**GIVEN TASK**: Repeat the lines below exactly as they appear, but leave out the images.

**TASK DATA**:
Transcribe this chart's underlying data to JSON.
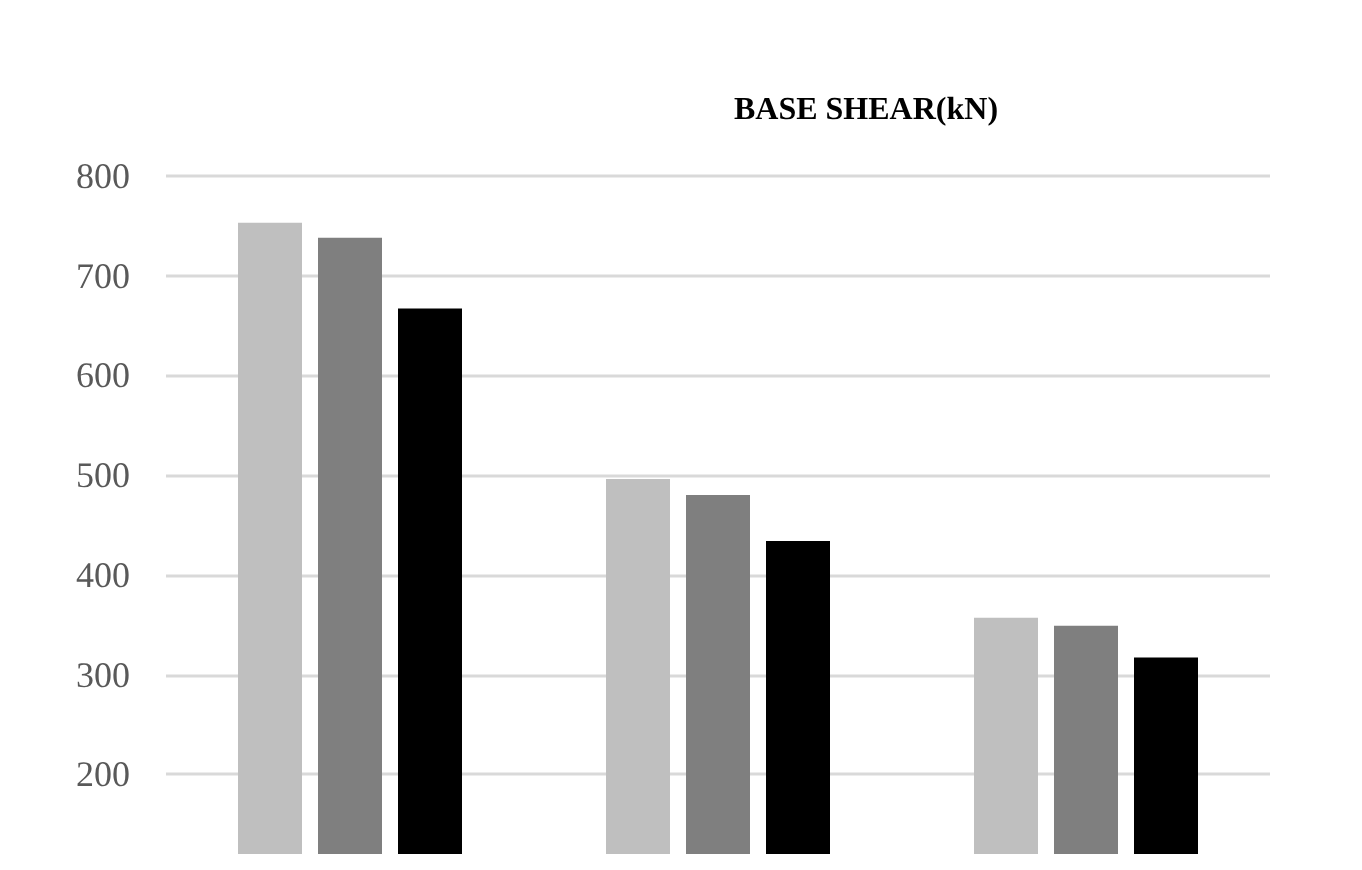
{
  "chart_data": {
    "type": "bar",
    "title": "BASE SHEAR(kN)",
    "categories": [
      null,
      null,
      null
    ],
    "series": [
      {
        "color": "#bfbfbf",
        "values": [
          753,
          496,
          357
        ]
      },
      {
        "color": "#7f7f7f",
        "values": [
          738,
          480,
          349
        ]
      },
      {
        "color": "#000000",
        "values": [
          667,
          434,
          317
        ]
      }
    ],
    "ylim": [
      120,
      800
    ],
    "yticks": [
      200,
      300,
      400,
      500,
      600,
      700,
      800
    ],
    "grid": "y"
  }
}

**WRITTEN RESPONSE**:
Transcribe this chart's underlying data to JSON.
{
  "chart_data": {
    "type": "bar",
    "title": "BASE SHEAR(kN)",
    "categories": [
      null,
      null,
      null
    ],
    "series": [
      {
        "color": "#bfbfbf",
        "values": [
          753,
          496,
          357
        ]
      },
      {
        "color": "#7f7f7f",
        "values": [
          738,
          480,
          349
        ]
      },
      {
        "color": "#000000",
        "values": [
          667,
          434,
          317
        ]
      }
    ],
    "ylim": [
      120,
      800
    ],
    "yticks": [
      200,
      300,
      400,
      500,
      600,
      700,
      800
    ],
    "grid": "y"
  }
}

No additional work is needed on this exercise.